• _Exercice 1_
Recopiez le passage de l'entretien avec Anna Hints en commençant par "Marianne Ostrat, Anna Hints et Tushar Prakash ©" et en terminant par "pour ce documentaire ?".
• _Exercice 2_
Répondez à ces questions sur l'entretien avec Anna Hints :
(a) Combien d'années la réalisatrice a-t-elle mis à faire son film ?
(b) Quel âge avait-elle lors du passage au sauna qui a suivi la mort de son grand-père ?
(c) Quelle organisation a classé les saunas à fumée estoniens au patrimoine mondial ?
• _Exercice 3_
Poursuivez l'entretien avec Anna Hints sur les saunas à fumée à partir de la dernière phrase affichée.

À la UneCINÉMAFestivals

CINÉBALTIQUE 2025 – Rencontre avec Anna Hints : « La véritable force réside dans le pouvoir de la vulnérabilité »

Marianne Ostrat, Anna Hints et Tushar Prakash. Deux femmes et un homme posent en souriant et en regardant la caméra, devant une affiche du festival CinéBaltique, jaune et bleue.
Marianne Ostrat, Anna Hints et Tushar Prakash © Quentin Balouzed

Présenté en film de clôture au Festival CinéBaltique, le documentaire Smoke Sauna Sisterhood nous immisce dans l’intimité des saunas à fumée estoniens, classés au patrimoine mondial de l’UNESCO. La réalisatrice Anna Hints y a posé sa caméra pendant sept ans.

Avec Smoke Sauna Sisterhood, Anna Hints signe un documentaire laissant autant de place à l’écoute qu’au partage. Dans ces saunas sacrés, la parole de plusieurs générations de femmes se libère. Relations familiales, violences, homosexualité, tous les sujets sont abordés avec transparence et honnêteté. L’échange est libre et l’écoute est maîtresse. En filmant les corps nus de ces femmes, la réalisatrice transpose au cinéma des moments uniques de sororité dans un lieu hautement symbolique et mystique.

D’où vous est venue l’inspiration pour ce documentaire ?

Je suis née dans la culture du sauna à fumée. L’un des moments les plus marquants de ma vie s’y est produit lorsque j’avais 11 ans. Mon grand-père venait de mourir. Avant les funérailles, nous sommes allées au sauna avec ma grand-mère, ma tante et ma nièce. Ma grand-mère nous a révélé que mon grand-père l’avait trompée plusieurs fois. Il l’a même laissée seule avec quatre enfants pendant un certain temps. Ce moment m’a marquée. J’ai vu ma grand-mère, nue de corps et d’esprit, dans une position d’extrême vulnérabilité. J’avais entendu dire qu’on lavait son corps et son âme dans les saunas. Mais c’est seulement à ce moment précis que j’ai compris ce que voulait vraiment dire « se laver l’âme ». En sortant, j’ai senti que ma grand-mère avait fait la paix avec mon grand-père. Nous avons pu l’enterrer en paix le lendemain. Cette expérience a changé ma vie.

Vous avez donc décidé d’en faire un film ?

J’ai compris que le sauna représentait un espace unique de vulnérabilité. Lorsque l’on a vécu une telle connexion avec les autres, une sensation de pouvoir partager sans se retenir, on guérit. Et je voulais absolument partager cela avec le monde. Je voulais faire voyager le sauna des forêts estoniennes aux salles de cinéma. J’ai mis sept ans à faire ce film. Au début, j’ai senti qu’il était important d’avoir le courage de partager ce qui nous dérange. Mais j’ai compris pendant le tournage que l’essentiel était peut-être de l’écouter. Être témoin de la réalité de quelqu’un et de sa puissance, c’est l’un des pouvoirs du sauna.

Avez-vous rencontré des difficultés techniques pendant le tournage ?

• _Données fournies_
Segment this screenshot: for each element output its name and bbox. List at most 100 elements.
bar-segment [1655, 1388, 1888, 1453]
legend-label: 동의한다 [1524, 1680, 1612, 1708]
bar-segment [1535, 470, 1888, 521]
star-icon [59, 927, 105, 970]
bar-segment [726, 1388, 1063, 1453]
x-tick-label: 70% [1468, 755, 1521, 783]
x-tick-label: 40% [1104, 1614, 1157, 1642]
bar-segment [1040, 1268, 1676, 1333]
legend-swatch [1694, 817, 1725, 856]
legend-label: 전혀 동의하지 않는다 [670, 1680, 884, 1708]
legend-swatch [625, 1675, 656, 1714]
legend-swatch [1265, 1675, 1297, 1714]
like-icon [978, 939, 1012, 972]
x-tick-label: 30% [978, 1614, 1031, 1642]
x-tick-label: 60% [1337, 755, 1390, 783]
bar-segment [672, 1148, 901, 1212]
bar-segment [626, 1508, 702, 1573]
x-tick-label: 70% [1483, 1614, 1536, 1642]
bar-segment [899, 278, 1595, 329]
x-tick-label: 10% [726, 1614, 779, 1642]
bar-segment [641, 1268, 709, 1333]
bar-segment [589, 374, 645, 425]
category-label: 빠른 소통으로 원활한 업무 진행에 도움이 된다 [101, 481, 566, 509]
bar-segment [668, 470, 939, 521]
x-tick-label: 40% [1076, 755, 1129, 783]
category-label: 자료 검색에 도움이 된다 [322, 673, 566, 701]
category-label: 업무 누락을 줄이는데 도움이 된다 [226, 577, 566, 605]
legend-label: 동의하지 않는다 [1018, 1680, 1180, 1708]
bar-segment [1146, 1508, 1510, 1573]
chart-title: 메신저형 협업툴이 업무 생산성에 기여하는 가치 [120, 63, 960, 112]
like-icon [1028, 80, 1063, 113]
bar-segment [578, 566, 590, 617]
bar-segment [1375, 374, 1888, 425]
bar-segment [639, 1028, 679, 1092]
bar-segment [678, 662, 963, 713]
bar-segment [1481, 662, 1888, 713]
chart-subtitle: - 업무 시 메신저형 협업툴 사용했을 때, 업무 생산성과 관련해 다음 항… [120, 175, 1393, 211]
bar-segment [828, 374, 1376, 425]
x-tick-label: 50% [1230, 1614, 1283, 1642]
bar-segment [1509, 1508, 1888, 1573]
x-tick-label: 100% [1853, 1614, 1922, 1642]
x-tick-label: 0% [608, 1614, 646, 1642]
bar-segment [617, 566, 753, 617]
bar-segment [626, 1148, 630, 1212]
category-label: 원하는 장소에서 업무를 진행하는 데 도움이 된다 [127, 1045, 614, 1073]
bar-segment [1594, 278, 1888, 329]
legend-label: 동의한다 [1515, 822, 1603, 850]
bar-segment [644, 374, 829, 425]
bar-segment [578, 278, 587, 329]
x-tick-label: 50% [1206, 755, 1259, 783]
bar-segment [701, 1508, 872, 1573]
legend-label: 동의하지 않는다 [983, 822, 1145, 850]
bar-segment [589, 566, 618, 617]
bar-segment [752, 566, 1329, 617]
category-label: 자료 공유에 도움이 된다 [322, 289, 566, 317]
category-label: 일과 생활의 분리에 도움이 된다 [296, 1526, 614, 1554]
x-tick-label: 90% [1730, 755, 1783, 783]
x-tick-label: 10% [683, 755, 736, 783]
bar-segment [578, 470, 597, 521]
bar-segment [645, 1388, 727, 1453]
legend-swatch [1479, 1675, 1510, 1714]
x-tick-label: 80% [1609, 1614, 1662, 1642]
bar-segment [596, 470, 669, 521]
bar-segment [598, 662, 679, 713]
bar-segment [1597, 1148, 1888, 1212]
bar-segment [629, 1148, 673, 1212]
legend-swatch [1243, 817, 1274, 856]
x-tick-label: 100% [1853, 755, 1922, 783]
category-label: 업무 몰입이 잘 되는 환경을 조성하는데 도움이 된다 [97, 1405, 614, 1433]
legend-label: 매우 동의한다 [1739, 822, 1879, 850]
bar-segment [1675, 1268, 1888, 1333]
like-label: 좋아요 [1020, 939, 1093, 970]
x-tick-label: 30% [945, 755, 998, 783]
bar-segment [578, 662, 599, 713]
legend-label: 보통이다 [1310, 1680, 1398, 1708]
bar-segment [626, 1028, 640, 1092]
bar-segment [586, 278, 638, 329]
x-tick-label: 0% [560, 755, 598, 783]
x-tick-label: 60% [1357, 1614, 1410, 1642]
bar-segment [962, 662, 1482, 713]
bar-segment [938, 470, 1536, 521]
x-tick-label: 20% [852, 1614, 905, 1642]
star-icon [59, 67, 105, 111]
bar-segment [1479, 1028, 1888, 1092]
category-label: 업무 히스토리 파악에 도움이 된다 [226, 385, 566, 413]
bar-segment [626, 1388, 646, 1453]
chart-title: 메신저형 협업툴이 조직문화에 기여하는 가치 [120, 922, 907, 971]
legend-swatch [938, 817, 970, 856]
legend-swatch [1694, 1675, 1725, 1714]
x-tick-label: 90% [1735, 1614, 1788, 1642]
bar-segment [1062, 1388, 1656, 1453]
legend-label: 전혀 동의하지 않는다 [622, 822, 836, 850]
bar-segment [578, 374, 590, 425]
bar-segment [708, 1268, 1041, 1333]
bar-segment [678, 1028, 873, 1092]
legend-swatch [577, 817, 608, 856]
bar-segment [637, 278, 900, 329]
==
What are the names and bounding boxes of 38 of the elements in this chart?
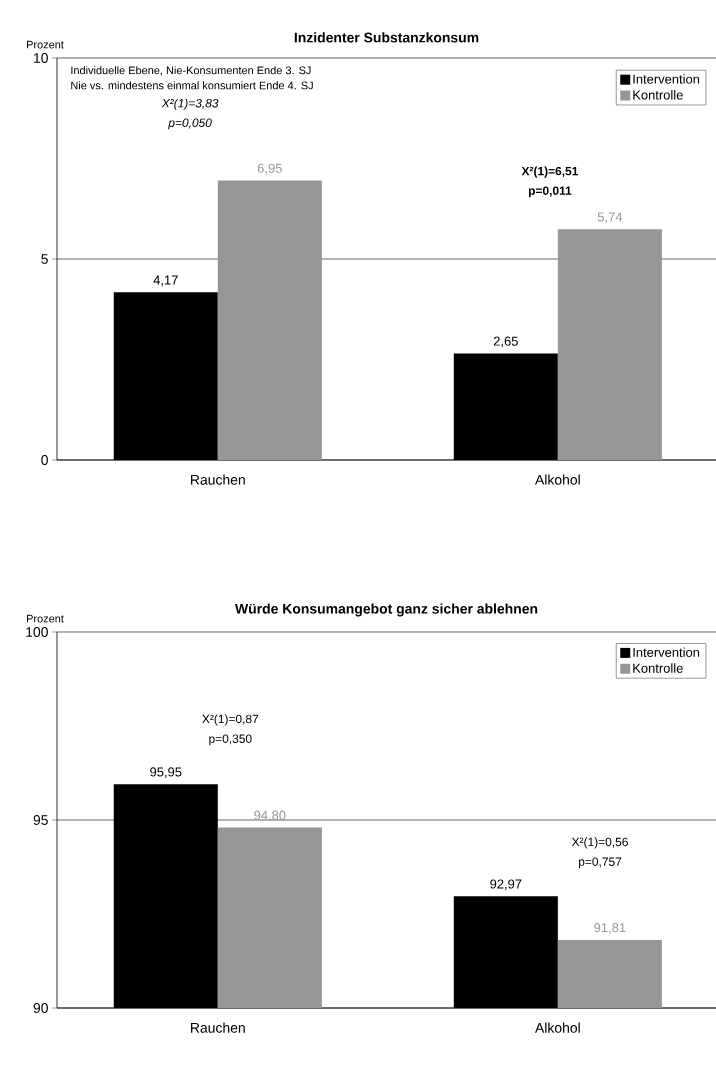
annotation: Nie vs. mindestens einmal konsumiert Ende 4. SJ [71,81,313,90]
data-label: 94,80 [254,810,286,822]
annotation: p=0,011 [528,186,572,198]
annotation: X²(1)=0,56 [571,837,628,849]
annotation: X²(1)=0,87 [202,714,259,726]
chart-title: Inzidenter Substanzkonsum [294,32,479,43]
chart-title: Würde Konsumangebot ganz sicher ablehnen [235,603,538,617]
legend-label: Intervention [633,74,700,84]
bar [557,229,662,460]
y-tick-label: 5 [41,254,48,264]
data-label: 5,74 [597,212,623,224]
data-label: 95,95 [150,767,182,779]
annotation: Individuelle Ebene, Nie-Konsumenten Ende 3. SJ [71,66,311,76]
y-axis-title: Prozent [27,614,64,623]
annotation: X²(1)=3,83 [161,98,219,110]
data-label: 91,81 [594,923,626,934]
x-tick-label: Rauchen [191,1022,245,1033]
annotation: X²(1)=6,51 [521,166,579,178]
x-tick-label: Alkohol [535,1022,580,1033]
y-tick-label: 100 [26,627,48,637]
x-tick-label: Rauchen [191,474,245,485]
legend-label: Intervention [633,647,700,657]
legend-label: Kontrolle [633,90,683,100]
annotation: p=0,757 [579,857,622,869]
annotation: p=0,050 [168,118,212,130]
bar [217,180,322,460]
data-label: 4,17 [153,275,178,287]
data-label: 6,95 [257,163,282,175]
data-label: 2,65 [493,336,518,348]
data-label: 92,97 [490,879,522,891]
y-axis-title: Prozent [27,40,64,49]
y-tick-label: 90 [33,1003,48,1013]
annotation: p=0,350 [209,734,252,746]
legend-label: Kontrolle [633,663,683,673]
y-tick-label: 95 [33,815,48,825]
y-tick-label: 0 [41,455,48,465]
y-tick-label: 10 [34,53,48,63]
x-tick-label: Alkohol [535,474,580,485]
...
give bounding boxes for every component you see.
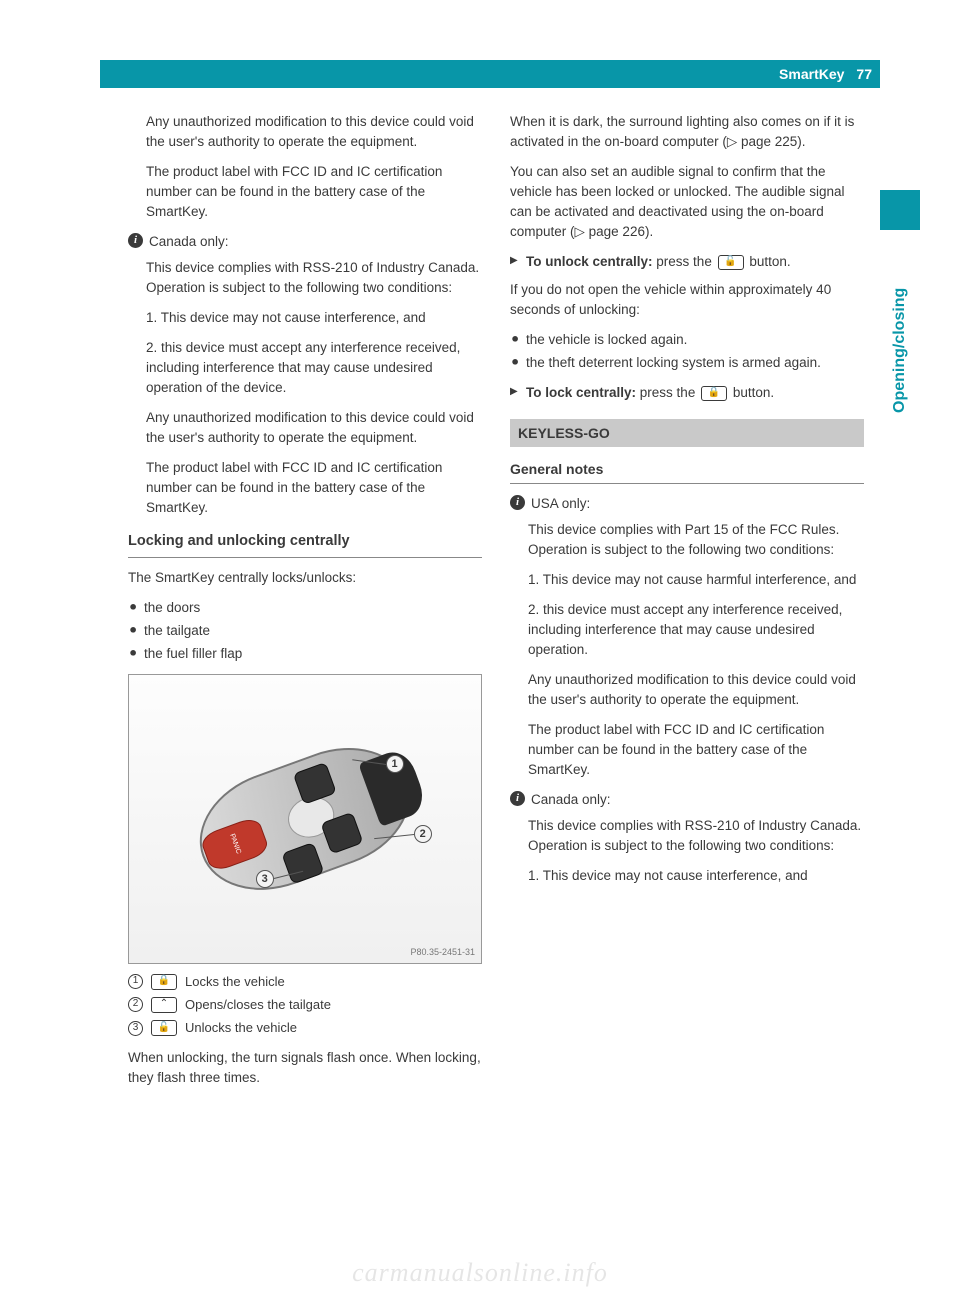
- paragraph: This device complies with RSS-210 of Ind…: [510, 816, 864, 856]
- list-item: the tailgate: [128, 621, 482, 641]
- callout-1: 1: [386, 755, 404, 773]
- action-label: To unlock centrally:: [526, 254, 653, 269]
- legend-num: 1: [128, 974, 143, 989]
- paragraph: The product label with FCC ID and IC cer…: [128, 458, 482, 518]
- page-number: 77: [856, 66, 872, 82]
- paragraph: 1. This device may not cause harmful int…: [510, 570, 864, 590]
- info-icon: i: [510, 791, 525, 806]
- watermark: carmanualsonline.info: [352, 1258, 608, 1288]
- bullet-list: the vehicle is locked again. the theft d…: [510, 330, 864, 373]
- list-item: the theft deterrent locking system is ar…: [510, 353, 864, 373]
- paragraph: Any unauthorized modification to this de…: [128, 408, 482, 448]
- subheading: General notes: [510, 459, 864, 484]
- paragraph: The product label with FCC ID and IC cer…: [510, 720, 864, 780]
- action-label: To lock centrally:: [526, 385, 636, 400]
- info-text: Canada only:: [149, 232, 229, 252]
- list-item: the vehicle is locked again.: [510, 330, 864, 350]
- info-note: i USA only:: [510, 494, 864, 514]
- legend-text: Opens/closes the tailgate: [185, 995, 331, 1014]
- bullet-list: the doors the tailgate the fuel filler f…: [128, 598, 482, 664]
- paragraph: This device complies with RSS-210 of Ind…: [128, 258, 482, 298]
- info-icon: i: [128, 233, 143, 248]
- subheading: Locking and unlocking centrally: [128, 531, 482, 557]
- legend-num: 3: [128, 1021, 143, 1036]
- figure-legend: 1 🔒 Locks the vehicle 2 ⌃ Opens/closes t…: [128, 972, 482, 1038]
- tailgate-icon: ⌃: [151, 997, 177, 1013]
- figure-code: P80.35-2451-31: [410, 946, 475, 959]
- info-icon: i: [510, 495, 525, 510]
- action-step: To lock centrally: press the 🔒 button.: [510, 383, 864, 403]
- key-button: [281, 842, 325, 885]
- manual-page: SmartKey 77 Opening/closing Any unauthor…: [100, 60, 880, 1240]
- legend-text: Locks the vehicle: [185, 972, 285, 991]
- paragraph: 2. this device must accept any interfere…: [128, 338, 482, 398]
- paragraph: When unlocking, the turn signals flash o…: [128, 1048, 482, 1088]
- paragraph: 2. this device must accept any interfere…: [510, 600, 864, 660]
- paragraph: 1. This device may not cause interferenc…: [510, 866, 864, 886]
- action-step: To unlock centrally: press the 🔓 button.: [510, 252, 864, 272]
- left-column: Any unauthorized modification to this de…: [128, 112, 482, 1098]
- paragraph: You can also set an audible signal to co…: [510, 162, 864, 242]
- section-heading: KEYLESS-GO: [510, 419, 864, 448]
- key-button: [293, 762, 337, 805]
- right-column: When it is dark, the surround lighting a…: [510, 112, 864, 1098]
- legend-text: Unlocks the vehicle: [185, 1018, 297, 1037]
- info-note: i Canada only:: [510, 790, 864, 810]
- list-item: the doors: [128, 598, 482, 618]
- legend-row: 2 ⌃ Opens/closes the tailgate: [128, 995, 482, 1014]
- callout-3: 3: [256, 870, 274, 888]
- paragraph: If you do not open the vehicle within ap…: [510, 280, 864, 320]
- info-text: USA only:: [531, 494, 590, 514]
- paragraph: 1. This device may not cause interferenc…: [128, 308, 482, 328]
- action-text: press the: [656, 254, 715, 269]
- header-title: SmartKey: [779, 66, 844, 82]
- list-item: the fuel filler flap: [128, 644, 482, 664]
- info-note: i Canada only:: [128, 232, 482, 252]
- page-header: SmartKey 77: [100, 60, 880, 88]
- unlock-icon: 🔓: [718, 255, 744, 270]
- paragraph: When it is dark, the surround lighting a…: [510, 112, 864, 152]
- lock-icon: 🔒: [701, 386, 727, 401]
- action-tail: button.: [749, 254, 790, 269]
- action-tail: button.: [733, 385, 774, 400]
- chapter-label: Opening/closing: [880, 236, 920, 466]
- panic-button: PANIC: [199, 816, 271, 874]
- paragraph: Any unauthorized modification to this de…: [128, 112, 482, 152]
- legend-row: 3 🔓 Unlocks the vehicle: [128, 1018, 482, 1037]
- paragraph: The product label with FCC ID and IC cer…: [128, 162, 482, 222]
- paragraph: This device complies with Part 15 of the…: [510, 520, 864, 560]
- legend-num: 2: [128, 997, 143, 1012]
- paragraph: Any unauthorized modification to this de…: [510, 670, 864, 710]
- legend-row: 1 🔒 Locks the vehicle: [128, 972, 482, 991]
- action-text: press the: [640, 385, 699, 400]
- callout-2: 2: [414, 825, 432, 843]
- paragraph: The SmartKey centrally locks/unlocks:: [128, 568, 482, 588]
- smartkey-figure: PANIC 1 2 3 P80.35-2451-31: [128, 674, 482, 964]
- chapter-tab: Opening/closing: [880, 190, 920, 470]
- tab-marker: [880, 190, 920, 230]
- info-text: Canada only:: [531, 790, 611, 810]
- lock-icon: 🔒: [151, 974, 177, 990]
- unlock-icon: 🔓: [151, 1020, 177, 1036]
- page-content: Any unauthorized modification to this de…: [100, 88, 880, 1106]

• _Bonne réponse 1_
Marianne Ostrat, Anna Hints et Tushar Prakash © Quentin Balouzed

Présenté en film de clôture au Festival CinéBaltique, le documentaire Smoke Sauna Sisterhood nous immisce dans l’intimité des saunas à fumée estoniens, classés au patrimoine mondial de l’UNESCO. La réalisatrice Anna Hints y a posé sa caméra pendant sept ans.

Avec Smoke Sauna Sisterhood, Anna Hints signe un documentaire laissant autant de place à l’écoute qu’au partage. Dans ces saunas sacrés, la parole de plusieurs générations de femmes se libère. Relations familiales, violences, homosexualité, tous les sujets sont abordés avec transparence et honnêteté. L’échange est libre et l’écoute est maîtresse. En filmant les corps nus de ces femmes, la réalisatrice transpose au cinéma des moments uniques de sororité dans un lieu hautement symbolique et mystique.

D’où vous est venue l’inspiration pour ce documentaire ?

• _Bonne réponse 2_
(a) Sept ans.
(b) 11 ans.
(c) L'UNESCO.

• _Bonne réponse 3_
De nombreux directeurs de la photographie m’ont dit au début que ça n’allait pas être possible, que j’allais devoir simuler la chaleur du sauna. Ce n’était pas envisageable pour moi. Il fallait que ce soit vrai. Mon directeur de la photographie, Ants Tammik, a mis au point une technique assez inventive. Pendant que le sauna chauffait, nous posions la caméra et un jeu d’objectifs sur le sol, parce qu’il y faisait plus frais. Au bout d’un certain temps, nous les placions un peu plus haut, puis encore plus haut, pour que l’équipement s’adapte à la chaleur. La température moyenne approchait les 90°C. On a procédé de la même manière pour tourner à l’extérieur : d’autres objectifs étaient placés dehors, et nous mettions des sacs de glace autour de la caméra pour la refroidir. Il faisait -20°C. Grâce à ces techniques, la caméra fonctionne toujours !

Quels ont été les autres défis majeurs du tournage ?

Ce qui m’importait le plus, ce n’était pas l’aspect technique, mais le fait de ne pas sexualiser les corps féminins nus. Je voulais un regard non sexuel. Pour cela, mon directeur de la photographie et moi avons d’abord passé du temps ensemble dans un sauna. J’étais nue et nous avons filmé mon corps, en nous assurant que le regard de la caméra nous convenait. Avant le tournage, nous avons montré le film aux femmes. C’était essentiel qu’elles sachent comment la caméra traitait leur corps.

Comment avez-vous trouvé les femmes qui apparaissent dans le documentaire ?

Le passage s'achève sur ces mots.